Work to complete> Rewrite the entries from the line with "slide-title: OSSAD : les" up to and including the line with "In the image", swapping "Matrice activité rôle" for "Matrice des activités" and leaving everything else unchanged. Give back only those lines.
---+---
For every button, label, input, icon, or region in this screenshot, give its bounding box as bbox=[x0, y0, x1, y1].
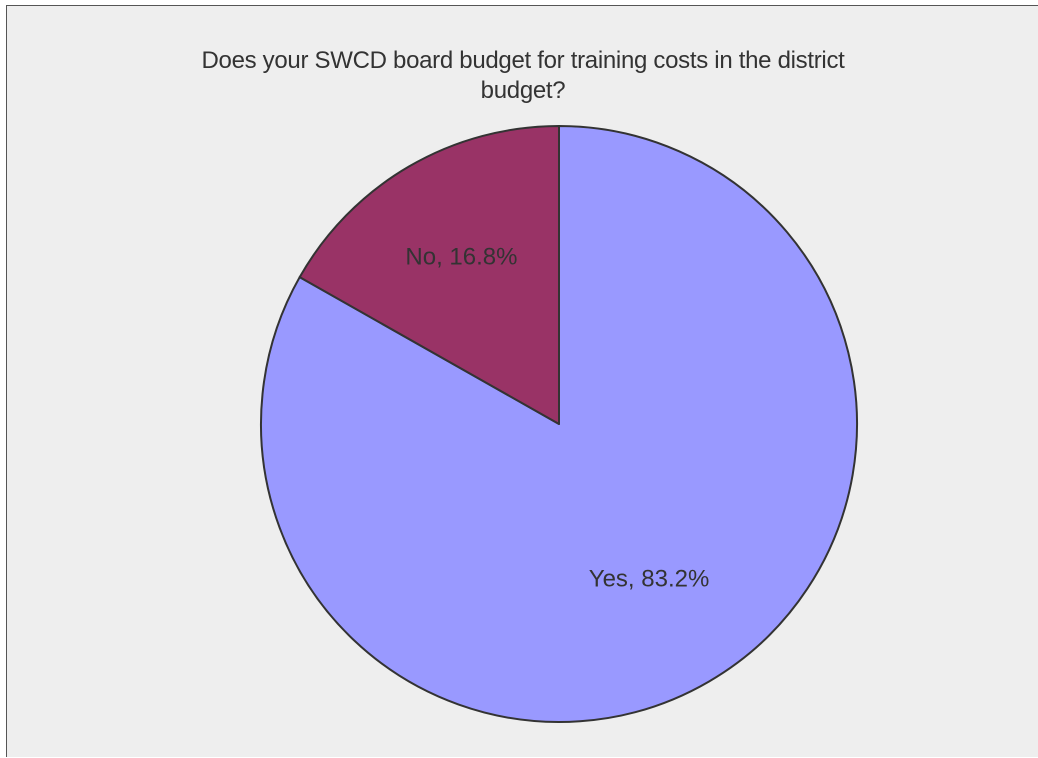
pie-chart: Yes, 83.2% No, 16.8% bbox=[260, 125, 858, 723]
chart-title: Does your SWCD board budget for training… bbox=[7, 46, 1038, 106]
chart-title-line-2: budget? bbox=[480, 77, 566, 104]
chart-frame: Does your SWCD board budget for training… bbox=[6, 5, 1038, 757]
slice-label-no: No, 16.8% bbox=[405, 244, 517, 271]
chart-title-line-1: Does your SWCD board budget for training… bbox=[201, 47, 845, 74]
pie-slice-no bbox=[298, 125, 560, 425]
slice-label-yes: Yes, 83.2% bbox=[589, 565, 710, 592]
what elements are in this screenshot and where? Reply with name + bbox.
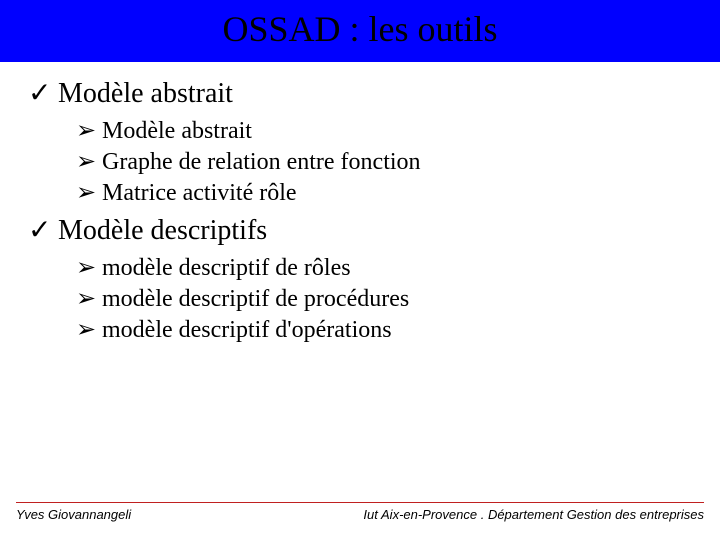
slide-title: OSSAD : les outils xyxy=(222,9,497,49)
footer-author: Yves Giovannangeli xyxy=(16,507,131,522)
bullet-text: modèle descriptif de procédures xyxy=(102,286,409,313)
footer-affiliation: Iut Aix-en-Provence . Département Gestio… xyxy=(363,507,704,522)
bullet-text: Matrice activité rôle xyxy=(102,180,297,207)
bullet-text: Graphe de relation entre fonction xyxy=(102,149,421,176)
footer-rule xyxy=(16,502,704,503)
arrow-icon: ➢ xyxy=(76,178,102,207)
bullet-label: Modèle abstrait xyxy=(58,78,233,110)
bullet-text: modèle descriptif de rôles xyxy=(102,255,351,282)
slide-content: ✓ Modèle abstrait ➢ Modèle abstrait ➢ Gr… xyxy=(0,62,720,344)
check-icon: ✓ xyxy=(28,213,58,246)
bullet-level2: ➢ Modèle abstrait xyxy=(76,116,696,145)
bullet-level2: ➢ modèle descriptif d'opérations xyxy=(76,315,696,344)
slide-footer: Yves Giovannangeli Iut Aix-en-Provence .… xyxy=(0,502,720,522)
arrow-icon: ➢ xyxy=(76,147,102,176)
arrow-icon: ➢ xyxy=(76,315,102,344)
bullet-level2: ➢ modèle descriptif de rôles xyxy=(76,253,696,282)
bullet-level2: ➢ modèle descriptif de procédures xyxy=(76,284,696,313)
bullet-level2: ➢ Matrice activité rôle xyxy=(76,178,696,207)
bullet-label: Modèle descriptifs xyxy=(58,215,267,247)
bullet-level1: ✓ Modèle descriptifs xyxy=(28,213,696,247)
bullet-text: modèle descriptif d'opérations xyxy=(102,317,392,344)
arrow-icon: ➢ xyxy=(76,284,102,313)
arrow-icon: ➢ xyxy=(76,116,102,145)
check-icon: ✓ xyxy=(28,76,58,109)
title-bar: OSSAD : les outils xyxy=(0,0,720,62)
bullet-level2: ➢ Graphe de relation entre fonction xyxy=(76,147,696,176)
bullet-level1: ✓ Modèle abstrait xyxy=(28,76,696,110)
arrow-icon: ➢ xyxy=(76,253,102,282)
bullet-text: Modèle abstrait xyxy=(102,118,252,145)
footer-row: Yves Giovannangeli Iut Aix-en-Provence .… xyxy=(16,507,704,522)
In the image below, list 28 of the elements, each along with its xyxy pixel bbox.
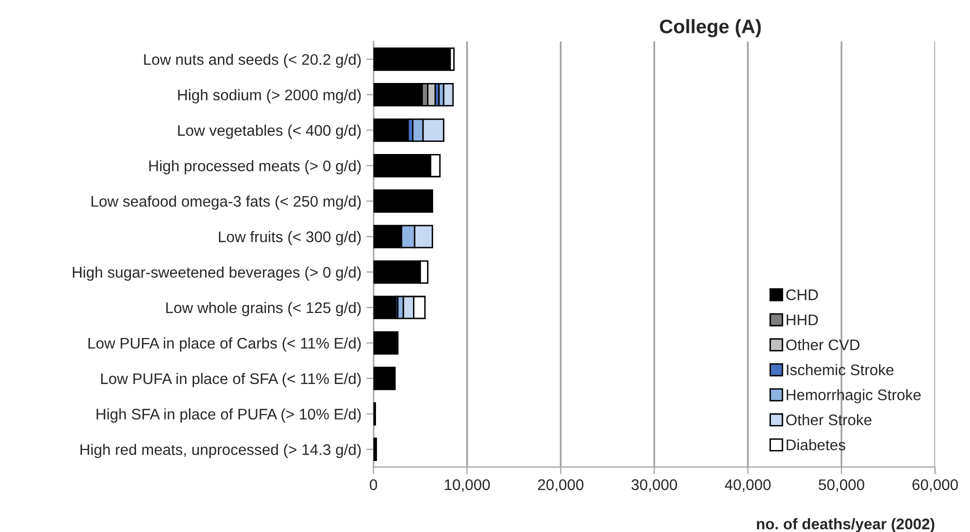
x-tick-label: 40,000 xyxy=(724,479,771,492)
y-tick-label: Low nuts and seeds (< 20.2 g/d) xyxy=(144,54,361,68)
legend-label: CHD xyxy=(786,289,818,300)
y-tick-label: High processed meats (> 0 g/d) xyxy=(149,160,361,174)
legend-label: Ischemic Stroke xyxy=(786,364,894,376)
y-tick-label: Low fruits (< 300 g/d) xyxy=(218,231,361,246)
legend-label: HHD xyxy=(786,314,818,326)
y-tick-label: Low PUFA in place of SFA (< 11% E/d) xyxy=(101,372,361,388)
y-tick-label: High red meats, unprocessed (> 14.3 g/d) xyxy=(80,444,361,458)
y-tick-label: Low vegetables (< 400 g/d) xyxy=(178,124,361,139)
y-tick-label: High sodium (> 2000 mg/d) xyxy=(178,89,361,104)
x-tick-label: 20,000 xyxy=(538,479,584,492)
y-tick-label: Low PUFA in place of Carbs (< 11% E/d) xyxy=(88,337,361,352)
y-tick-label: Low seafood omega-3 fats (< 250 mg/d) xyxy=(92,196,361,210)
x-tick-label: 0 xyxy=(370,479,378,490)
x-tick-label: 30,000 xyxy=(631,479,678,492)
legend-label: Diabetes xyxy=(786,439,846,450)
x-tick-label: 50,000 xyxy=(818,479,864,492)
legend-label: Other Stroke xyxy=(786,414,872,426)
y-tick-label: High sugar-sweetened beverages (> 0 g/d) xyxy=(72,266,361,281)
x-tick-label: 10,000 xyxy=(444,479,490,492)
legend-label: Other CVD xyxy=(786,339,860,350)
y-tick-label: Low whole grains (< 125 g/d) xyxy=(166,302,361,316)
x-tick-label: 60,000 xyxy=(912,479,958,492)
legend-label: Hemorrhagic Stroke xyxy=(786,389,921,404)
x-axis-title: no. of deaths/year (2002) xyxy=(756,518,934,532)
chart-title: College (A) xyxy=(660,19,761,38)
y-tick-label: High SFA in place of PUFA (> 10% E/d) xyxy=(96,408,361,423)
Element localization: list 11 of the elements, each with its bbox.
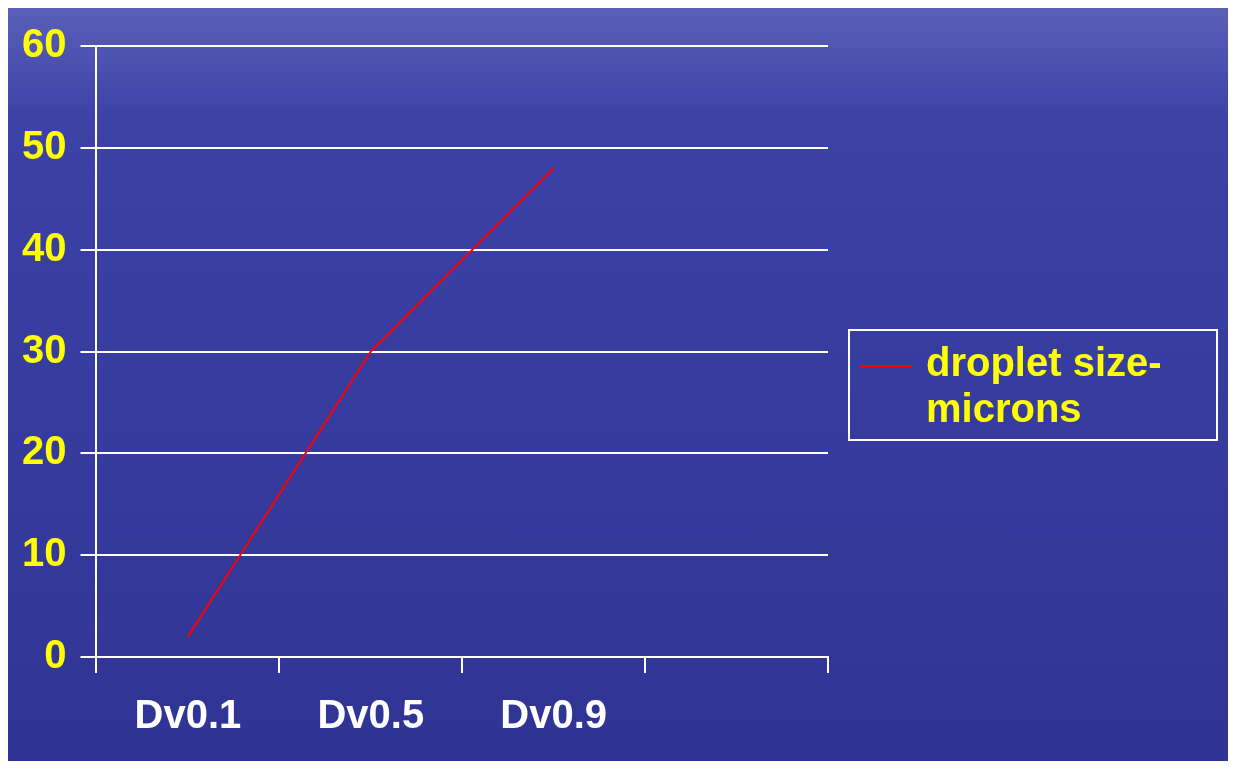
- x-tick-label: Dv0.9: [500, 692, 608, 737]
- legend-label: droplet size-microns: [926, 338, 1163, 431]
- y-tick-label: 60: [21, 21, 67, 66]
- y-tick-label: 10: [21, 530, 67, 575]
- y-tick-label: 20: [21, 428, 67, 473]
- y-tick-label: 50: [21, 122, 67, 167]
- x-tick-label: Dv0.5: [317, 692, 425, 737]
- y-tick-label: 30: [21, 326, 67, 371]
- x-tick-label: Dv0.1: [134, 692, 242, 737]
- y-tick-label: 40: [21, 224, 67, 269]
- y-tick-label: 0: [44, 632, 67, 677]
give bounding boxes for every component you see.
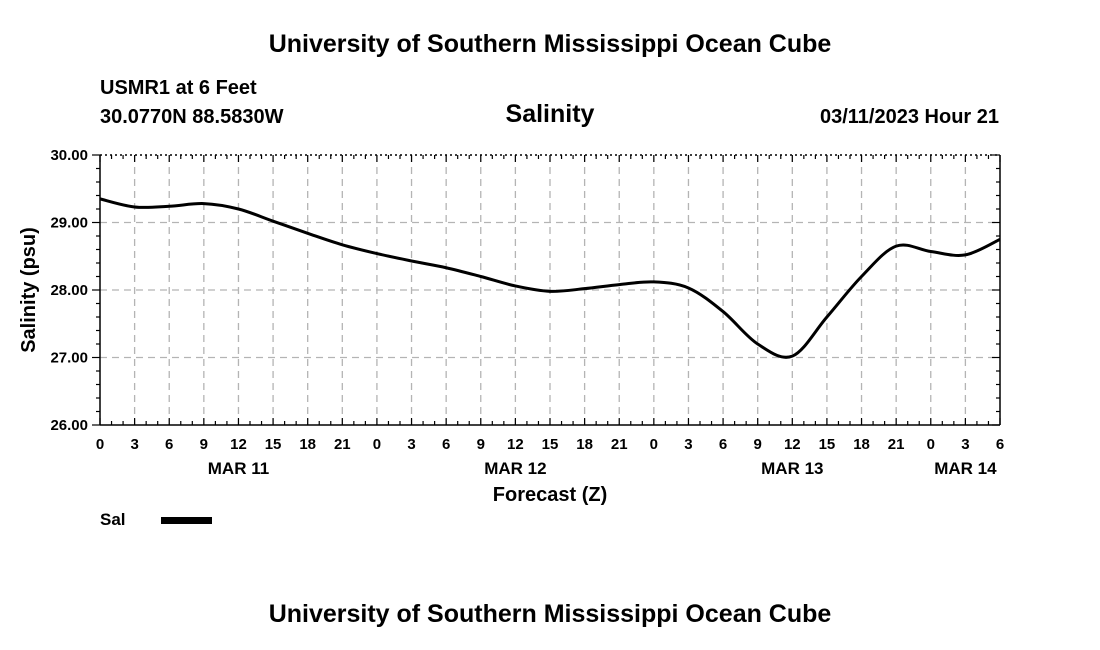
station-coordinates: 30.0770N 88.5830W	[100, 106, 284, 128]
date-label: MAR 13	[761, 459, 823, 478]
x-tick-label: 15	[265, 436, 282, 453]
legend-swatch	[161, 517, 212, 524]
x-tick-label: 12	[230, 436, 247, 453]
x-tick-label: 12	[784, 436, 801, 453]
x-tick-label: 3	[130, 436, 138, 453]
x-tick-label: 18	[853, 436, 870, 453]
x-tick-label: 21	[888, 436, 905, 453]
x-tick-label: 0	[373, 436, 381, 453]
x-tick-label: 3	[407, 436, 415, 453]
series-line-sal	[99, 197, 1001, 359]
x-tick-label: 6	[165, 436, 173, 453]
station-label: USMR1 at 6 Feet	[100, 77, 257, 99]
y-axis-title: Salinity (psu)	[18, 227, 40, 353]
date-label: MAR 12	[484, 459, 546, 478]
legend-label: Sal	[100, 510, 126, 529]
x-tick-label: 6	[442, 436, 450, 453]
axis-labels: 0 3 6 9 12 15 18 21 0 3 6 9 12 15 18 21 0 3 6 9 12 15 18 21 0 3 6 M…	[18, 147, 1004, 506]
x-tick-label: 0	[650, 436, 658, 453]
x-tick-label: 6	[996, 436, 1004, 453]
x-tick-label: 9	[477, 436, 485, 453]
series-layer	[99, 197, 1001, 359]
x-tick-label: 6	[719, 436, 727, 453]
bottom-title: University of Southern Mississippi Ocean…	[268, 600, 832, 628]
x-tick-label: 9	[754, 436, 762, 453]
x-tick-label: 3	[684, 436, 692, 453]
forecast-datetime: 03/11/2023 Hour 21	[819, 106, 999, 128]
x-tick-label: 0	[96, 436, 104, 453]
x-tick-label: 12	[507, 436, 524, 453]
x-tick-label: 15	[542, 436, 559, 453]
axes	[92, 154, 1001, 426]
x-tick-label: 3	[961, 436, 969, 453]
x-tick-label: 15	[819, 436, 836, 453]
x-tick-label: 9	[200, 436, 208, 453]
x-tick-label: 21	[334, 436, 351, 453]
y-tick-label: 28.00	[50, 282, 88, 299]
y-tick-label: 29.00	[50, 215, 88, 232]
y-tick-label: 30.00	[50, 147, 88, 164]
x-tick-label: 18	[576, 436, 593, 453]
chart-title: Salinity	[505, 100, 595, 128]
date-label: MAR 11	[208, 459, 269, 478]
top-title: University of Southern Mississippi Ocean…	[268, 30, 832, 58]
x-tick-label: 0	[927, 436, 935, 453]
x-tick-label: 18	[299, 436, 316, 453]
x-tick-label: 21	[611, 436, 628, 453]
grid-lines	[100, 155, 1000, 425]
x-axis-title: Forecast (Z)	[493, 484, 607, 506]
y-tick-label: 26.00	[50, 417, 88, 434]
y-tick-label: 27.00	[50, 350, 88, 367]
date-label: MAR 14	[934, 459, 997, 478]
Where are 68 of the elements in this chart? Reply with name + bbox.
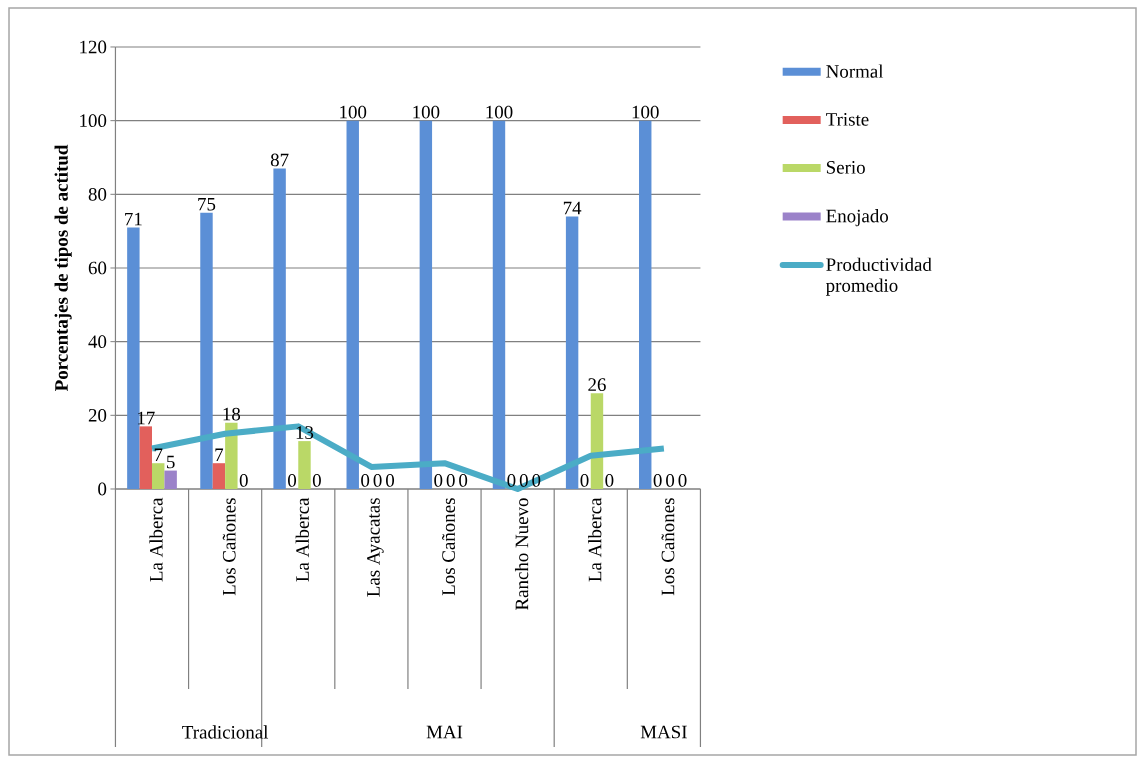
data-label: 71 xyxy=(125,212,142,226)
text: MASI xyxy=(640,725,687,739)
data-label: 18 xyxy=(223,407,241,421)
data-label: 0 xyxy=(653,474,662,487)
data-label: 13 xyxy=(296,426,314,439)
data-label: 0 xyxy=(666,474,675,487)
data-label: 7 xyxy=(215,448,224,461)
text: Tradicional xyxy=(182,725,269,739)
bar xyxy=(273,168,286,489)
x-tick-label: La Alberca xyxy=(149,497,163,582)
data-label: 0 xyxy=(459,474,468,487)
data-label: 0 xyxy=(519,474,528,487)
bar xyxy=(590,393,604,489)
legend-label: Enojado xyxy=(826,209,889,227)
x-tick-label: Los Cañones xyxy=(222,498,236,596)
y-tick-label: 40 xyxy=(88,335,107,349)
data-label: 75 xyxy=(198,197,216,211)
data-label: 0 xyxy=(386,474,395,487)
data-label: 74 xyxy=(563,201,582,215)
x-tick-label: Los Cañones xyxy=(442,498,455,596)
y-tick-label: 60 xyxy=(88,261,107,275)
data-label: 0 xyxy=(288,474,297,487)
data-label: 0 xyxy=(580,474,589,487)
bar xyxy=(200,212,213,489)
y-tick-label: 0 xyxy=(98,482,107,496)
data-label: 100 xyxy=(486,105,513,119)
data-label: 87 xyxy=(270,153,289,167)
y-axis-title: Porcentajes de tipos de actitud xyxy=(54,144,72,392)
data-label: 0 xyxy=(361,474,370,487)
bar xyxy=(346,120,359,489)
x-tick-label: Rancho Nuevo xyxy=(514,498,529,610)
legend-label: Serio xyxy=(826,161,865,174)
bar xyxy=(565,216,579,489)
data-label: 0 xyxy=(446,474,455,487)
data-label: 26 xyxy=(588,378,606,392)
y-tick-label: 100 xyxy=(80,114,107,128)
data-label: 100 xyxy=(632,105,659,119)
data-label: 100 xyxy=(413,105,440,119)
x-tick-label: La Alberca xyxy=(588,497,602,582)
data-label: 0 xyxy=(434,474,443,487)
data-label: 0 xyxy=(373,474,382,487)
bar xyxy=(639,120,652,489)
y-tick-label: 20 xyxy=(88,408,107,422)
bar xyxy=(127,227,140,489)
bar xyxy=(298,441,311,489)
bar xyxy=(492,120,506,489)
data-label: 7 xyxy=(154,448,163,461)
data-label: 5 xyxy=(167,455,175,469)
data-label: 0 xyxy=(312,474,321,487)
bar xyxy=(164,470,177,489)
data-label: 0 xyxy=(678,474,687,487)
x-tick-label: La Alberca xyxy=(295,497,309,582)
data-label: 0 xyxy=(507,474,516,487)
bar xyxy=(212,463,226,489)
text: MAI xyxy=(426,725,463,739)
data-label: 0 xyxy=(605,474,614,487)
y-tick-label: 80 xyxy=(88,187,107,201)
data-label: 100 xyxy=(340,105,367,119)
x-tick-label: Las Ayacatas xyxy=(367,498,384,597)
legend-label: Triste xyxy=(826,113,869,126)
bar xyxy=(139,426,153,489)
legend-label: Productividad promedio xyxy=(825,257,932,296)
y-tick-label: 120 xyxy=(80,40,107,54)
x-tick-label: Los Cañones xyxy=(661,498,675,596)
data-label: 0 xyxy=(239,474,248,487)
bar xyxy=(419,120,433,489)
bar xyxy=(152,463,165,489)
legend-label: Normal xyxy=(826,64,884,78)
---+---
Written answer>
slide-title: OSSAD : les outils xyxy=(222,9,497,49)
footer-author: Yves Giovannangeli xyxy=(16,507,131,522)
bullet-text: modèle descriptif de procédures xyxy=(102,286,409,313)
footer-affiliation: Iut Aix-en-Provence . Département Gestio… xyxy=(363,507,704,522)
bullet-text: Matrice des activités xyxy=(102,180,297,207)
bullet-text: Graphe de relation entre fonction xyxy=(102,149,421,176)
footer-rule xyxy=(16,502,704,503)
arrow-icon: ➢ xyxy=(76,178,102,207)
bullet-label: Modèle abstrait xyxy=(58,78,233,110)
bullet-text: modèle descriptif de rôles xyxy=(102,255,351,282)
slide-content: ✓ Modèle abstrait ➢ Modèle abstrait ➢ Gr… xyxy=(0,62,720,344)
check-icon: ✓ xyxy=(28,213,58,246)
bullet-level2: ➢ Modèle abstrait xyxy=(76,116,696,145)
bullet-level2: ➢ modèle descriptif d'opérations xyxy=(76,315,696,344)
slide-footer: Yves Giovannangeli Iut Aix-en-Provence .… xyxy=(0,502,720,522)
arrow-icon: ➢ xyxy=(76,147,102,176)
arrow-icon: ➢ xyxy=(76,315,102,344)
bullet-level2: ➢ modèle descriptif de rôles xyxy=(76,253,696,282)
bullet-level2: ➢ modèle descriptif de procédures xyxy=(76,284,696,313)
bullet-level2: ➢ Matrice des activités xyxy=(76,178,696,207)
bullet-label: Modèle descriptifs xyxy=(58,215,267,247)
bullet-level1: ✓ Modèle descriptifs xyxy=(28,213,696,247)
bullet-text: modèle descriptif d'opérations xyxy=(102,317,392,344)
arrow-icon: ➢ xyxy=(76,284,102,313)
arrow-icon: ➢ xyxy=(76,116,102,145)
check-icon: ✓ xyxy=(28,76,58,109)
title-bar: OSSAD : les outils xyxy=(0,0,720,62)
bullet-level2: ➢ Graphe de relation entre fonction xyxy=(76,147,696,176)
bullet-level1: ✓ Modèle abstrait xyxy=(28,76,696,110)
arrow-icon: ➢ xyxy=(76,253,102,282)
bullet-text: Modèle abstrait xyxy=(102,118,252,145)
footer-row: Yves Giovannangeli Iut Aix-en-Provence .… xyxy=(16,507,704,522)
In the image below, list 28 of the elements, each along with its xyxy pixel bbox.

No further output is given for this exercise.